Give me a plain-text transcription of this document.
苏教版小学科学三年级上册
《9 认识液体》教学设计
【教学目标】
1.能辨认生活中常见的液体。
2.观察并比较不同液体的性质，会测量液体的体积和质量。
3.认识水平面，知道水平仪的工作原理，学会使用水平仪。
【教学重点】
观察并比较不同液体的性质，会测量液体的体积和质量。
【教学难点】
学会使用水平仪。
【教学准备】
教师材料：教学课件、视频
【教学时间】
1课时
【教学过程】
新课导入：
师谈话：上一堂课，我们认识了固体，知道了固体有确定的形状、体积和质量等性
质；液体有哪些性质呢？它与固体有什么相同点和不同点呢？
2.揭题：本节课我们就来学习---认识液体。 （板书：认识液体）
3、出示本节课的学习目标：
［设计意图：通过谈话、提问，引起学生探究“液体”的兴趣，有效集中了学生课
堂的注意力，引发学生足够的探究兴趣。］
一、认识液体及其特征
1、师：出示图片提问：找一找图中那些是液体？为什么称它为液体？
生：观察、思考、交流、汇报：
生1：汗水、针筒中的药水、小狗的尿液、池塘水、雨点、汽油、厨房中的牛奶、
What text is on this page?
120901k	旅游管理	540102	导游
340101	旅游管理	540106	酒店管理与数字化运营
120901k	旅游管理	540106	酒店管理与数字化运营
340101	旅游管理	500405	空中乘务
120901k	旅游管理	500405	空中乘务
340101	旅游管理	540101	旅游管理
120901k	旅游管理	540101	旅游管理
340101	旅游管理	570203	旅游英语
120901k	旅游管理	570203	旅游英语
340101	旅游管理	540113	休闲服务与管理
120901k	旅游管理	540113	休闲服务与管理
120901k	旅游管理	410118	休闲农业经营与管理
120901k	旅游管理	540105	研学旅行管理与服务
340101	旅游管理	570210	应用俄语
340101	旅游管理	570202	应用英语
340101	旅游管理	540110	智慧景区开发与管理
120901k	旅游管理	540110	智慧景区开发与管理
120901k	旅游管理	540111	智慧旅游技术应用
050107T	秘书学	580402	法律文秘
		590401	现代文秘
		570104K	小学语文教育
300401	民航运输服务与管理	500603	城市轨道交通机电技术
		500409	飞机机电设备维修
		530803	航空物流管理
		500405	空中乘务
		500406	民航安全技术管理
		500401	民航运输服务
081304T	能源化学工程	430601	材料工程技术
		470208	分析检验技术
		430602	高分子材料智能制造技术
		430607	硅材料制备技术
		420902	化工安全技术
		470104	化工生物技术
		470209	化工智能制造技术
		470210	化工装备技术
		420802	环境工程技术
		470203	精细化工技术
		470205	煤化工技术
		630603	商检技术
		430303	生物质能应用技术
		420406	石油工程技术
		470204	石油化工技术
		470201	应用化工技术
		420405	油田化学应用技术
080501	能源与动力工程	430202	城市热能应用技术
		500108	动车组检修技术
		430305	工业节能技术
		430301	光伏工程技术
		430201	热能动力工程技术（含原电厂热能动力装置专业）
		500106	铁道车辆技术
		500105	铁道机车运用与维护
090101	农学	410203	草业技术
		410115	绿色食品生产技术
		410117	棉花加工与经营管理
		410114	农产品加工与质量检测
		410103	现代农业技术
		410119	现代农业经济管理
------------------------------
Problem to solve | Copy all the records above precisely.

Exercise result |
Give me a plain-text transcription of this document.
苏教版小学科学三年级上册
《9 认识液体》教学设计
【教学目标】
1.能辨认生活中常见的液体。
2.观察并比较不同液体的性质，会测量液体的体积和质量。
3.认识水平面，知道水平仪的工作原理，学会使用水平仪。
【教学重点】
观察并比较不同液体的性质，会测量液体的体积和质量。
【教学难点】
学会使用水平仪。
【教学准备】
教师材料：教学课件、视频
【教学时间】
1课时
【教学过程】
新课导入：
师谈话：上一堂课，我们认识了固体，知道了固体有确定的形状、体积和质量等性
质；液体有哪些性质呢？它与固体有什么相同点和不同点呢？
2.揭题：本节课我们就来学习---认识液体。 （板书：认识液体）
3、出示本节课的学习目标：
［设计意图：通过谈话、提问，引起学生探究“液体”的兴趣，有效集中了学生课
堂的注意力，引发学生足够的探究兴趣。］
一、认识液体及其特征
1、师：出示图片提问：找一找图中那些是液体？为什么称它为液体？
生：观察、思考、交流、汇报：
生1：汗水、针筒中的药水、小狗的尿液、池塘水、雨点、汽油、厨房中的牛奶、
What text is on this page?
120901k	旅游管理	540102	导游
340101	旅游管理	540106	酒店管理与数字化运营
120901k	旅游管理	540106	酒店管理与数字化运营
340101	旅游管理	500405	空中乘务
120901k	旅游管理	500405	空中乘务
340101	旅游管理	540101	旅游管理
120901k	旅游管理	540101	旅游管理
340101	旅游管理	570203	旅游英语
120901k	旅游管理	570203	旅游英语
340101	旅游管理	540113	休闲服务与管理
120901k	旅游管理	540113	休闲服务与管理
120901k	旅游管理	410118	休闲农业经营与管理
120901k	旅游管理	540105	研学旅行管理与服务
340101	旅游管理	570210	应用俄语
340101	旅游管理	570202	应用英语
340101	旅游管理	540110	智慧景区开发与管理
120901k	旅游管理	540110	智慧景区开发与管理
120901k	旅游管理	540111	智慧旅游技术应用
050107T	秘书学	580402	法律文秘
		590401	现代文秘
		570104K	小学语文教育
300401	民航运输服务与管理	500603	城市轨道交通机电技术
		500409	飞机机电设备维修
		530803	航空物流管理
		500405	空中乘务
		500406	民航安全技术管理
		500401	民航运输服务
081304T	能源化学工程	430601	材料工程技术
		470208	分析检验技术
		430602	高分子材料智能制造技术
		430607	硅材料制备技术
		420902	化工安全技术
		470104	化工生物技术
		470209	化工智能制造技术
		470210	化工装备技术
		420802	环境工程技术
		470203	精细化工技术
		470205	煤化工技术
		630603	商检技术
		430303	生物质能应用技术
		420406	石油工程技术
		470204	石油化工技术
		470201	应用化工技术
		420405	油田化学应用技术
080501	能源与动力工程	430202	城市热能应用技术
		500108	动车组检修技术
		430305	工业节能技术
		430301	光伏工程技术
		430201	热能动力工程技术（含原电厂热能动力装置专业）
		500106	铁道车辆技术
		500105	铁道机车运用与维护
090101	农学	410203	草业技术
		410115	绿色食品生产技术
		410117	棉花加工与经营管理
		410114	农产品加工与质量检测
		410103	现代农业技术
		410119	现代农业经济管理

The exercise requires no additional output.